**Instruction:** Search the records below for the word "проекта" and show every line where it occurs.

──────── Data provided ────────

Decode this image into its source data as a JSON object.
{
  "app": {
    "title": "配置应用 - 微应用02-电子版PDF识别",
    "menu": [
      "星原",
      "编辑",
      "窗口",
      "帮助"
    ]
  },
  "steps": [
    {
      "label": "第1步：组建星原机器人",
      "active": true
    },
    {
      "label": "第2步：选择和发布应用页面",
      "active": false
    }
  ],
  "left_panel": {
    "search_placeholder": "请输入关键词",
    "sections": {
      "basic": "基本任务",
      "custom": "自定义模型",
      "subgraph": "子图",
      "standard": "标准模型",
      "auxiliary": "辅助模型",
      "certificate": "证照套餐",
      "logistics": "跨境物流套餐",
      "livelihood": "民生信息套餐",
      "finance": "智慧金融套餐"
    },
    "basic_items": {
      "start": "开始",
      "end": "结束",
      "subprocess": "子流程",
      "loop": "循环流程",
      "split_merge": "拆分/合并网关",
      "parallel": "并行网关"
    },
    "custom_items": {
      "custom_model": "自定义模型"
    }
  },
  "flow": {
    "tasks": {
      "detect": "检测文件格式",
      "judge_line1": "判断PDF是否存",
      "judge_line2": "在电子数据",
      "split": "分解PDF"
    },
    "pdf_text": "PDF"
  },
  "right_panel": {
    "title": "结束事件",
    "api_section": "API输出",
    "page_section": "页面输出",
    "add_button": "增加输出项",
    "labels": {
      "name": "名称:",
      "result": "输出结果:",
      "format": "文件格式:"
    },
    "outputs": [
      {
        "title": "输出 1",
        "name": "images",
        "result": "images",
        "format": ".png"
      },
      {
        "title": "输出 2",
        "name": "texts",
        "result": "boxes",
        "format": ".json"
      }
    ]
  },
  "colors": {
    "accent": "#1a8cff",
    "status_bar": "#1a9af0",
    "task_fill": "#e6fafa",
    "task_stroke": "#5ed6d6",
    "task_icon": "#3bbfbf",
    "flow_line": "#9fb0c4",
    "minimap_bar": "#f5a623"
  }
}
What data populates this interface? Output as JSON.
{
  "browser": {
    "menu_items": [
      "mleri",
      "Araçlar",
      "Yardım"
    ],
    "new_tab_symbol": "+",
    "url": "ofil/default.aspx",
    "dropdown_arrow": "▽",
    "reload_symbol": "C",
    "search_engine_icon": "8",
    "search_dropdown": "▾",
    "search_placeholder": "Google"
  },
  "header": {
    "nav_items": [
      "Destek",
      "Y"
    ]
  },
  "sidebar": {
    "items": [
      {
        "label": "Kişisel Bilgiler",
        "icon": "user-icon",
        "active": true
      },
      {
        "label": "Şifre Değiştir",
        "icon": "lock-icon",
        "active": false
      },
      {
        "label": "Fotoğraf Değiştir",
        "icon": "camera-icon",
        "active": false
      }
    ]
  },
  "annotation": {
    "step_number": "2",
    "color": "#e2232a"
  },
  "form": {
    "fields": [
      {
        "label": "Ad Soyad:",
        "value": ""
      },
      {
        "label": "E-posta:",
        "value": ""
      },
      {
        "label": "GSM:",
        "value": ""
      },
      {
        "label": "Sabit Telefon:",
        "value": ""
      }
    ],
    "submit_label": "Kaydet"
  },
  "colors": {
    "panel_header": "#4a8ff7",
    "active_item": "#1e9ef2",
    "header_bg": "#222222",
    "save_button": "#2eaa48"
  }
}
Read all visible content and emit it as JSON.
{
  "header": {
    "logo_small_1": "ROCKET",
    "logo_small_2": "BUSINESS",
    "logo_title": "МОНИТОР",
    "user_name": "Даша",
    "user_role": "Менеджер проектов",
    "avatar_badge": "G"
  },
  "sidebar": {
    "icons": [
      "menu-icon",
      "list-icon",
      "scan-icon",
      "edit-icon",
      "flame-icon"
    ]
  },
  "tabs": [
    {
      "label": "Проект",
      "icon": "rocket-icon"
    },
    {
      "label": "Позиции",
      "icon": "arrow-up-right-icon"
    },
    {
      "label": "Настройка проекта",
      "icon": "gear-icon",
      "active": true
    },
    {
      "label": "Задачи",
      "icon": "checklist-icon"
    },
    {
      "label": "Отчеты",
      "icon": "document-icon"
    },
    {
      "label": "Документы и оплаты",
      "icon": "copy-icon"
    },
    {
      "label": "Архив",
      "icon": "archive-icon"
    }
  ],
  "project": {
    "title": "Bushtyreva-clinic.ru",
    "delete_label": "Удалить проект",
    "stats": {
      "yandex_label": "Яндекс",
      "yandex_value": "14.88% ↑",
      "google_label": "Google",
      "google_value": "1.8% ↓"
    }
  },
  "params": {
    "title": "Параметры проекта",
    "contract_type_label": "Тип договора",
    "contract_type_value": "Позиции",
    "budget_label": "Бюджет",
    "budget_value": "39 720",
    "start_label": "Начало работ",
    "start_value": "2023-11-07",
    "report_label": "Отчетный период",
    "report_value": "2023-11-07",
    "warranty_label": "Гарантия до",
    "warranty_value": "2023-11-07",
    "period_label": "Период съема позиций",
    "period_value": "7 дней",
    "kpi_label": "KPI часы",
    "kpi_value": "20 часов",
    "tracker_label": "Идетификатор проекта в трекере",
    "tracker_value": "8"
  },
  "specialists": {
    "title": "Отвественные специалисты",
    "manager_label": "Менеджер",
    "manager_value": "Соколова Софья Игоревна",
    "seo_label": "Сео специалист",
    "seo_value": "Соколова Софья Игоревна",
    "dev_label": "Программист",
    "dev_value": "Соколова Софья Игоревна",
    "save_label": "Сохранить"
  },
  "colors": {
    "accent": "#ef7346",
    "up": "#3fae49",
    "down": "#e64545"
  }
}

────────

**Response:**
      "label": "Настройка проекта",
    "title": "Параметры проекта",
    "tracker_label": "Идетификатор проекта в трекере",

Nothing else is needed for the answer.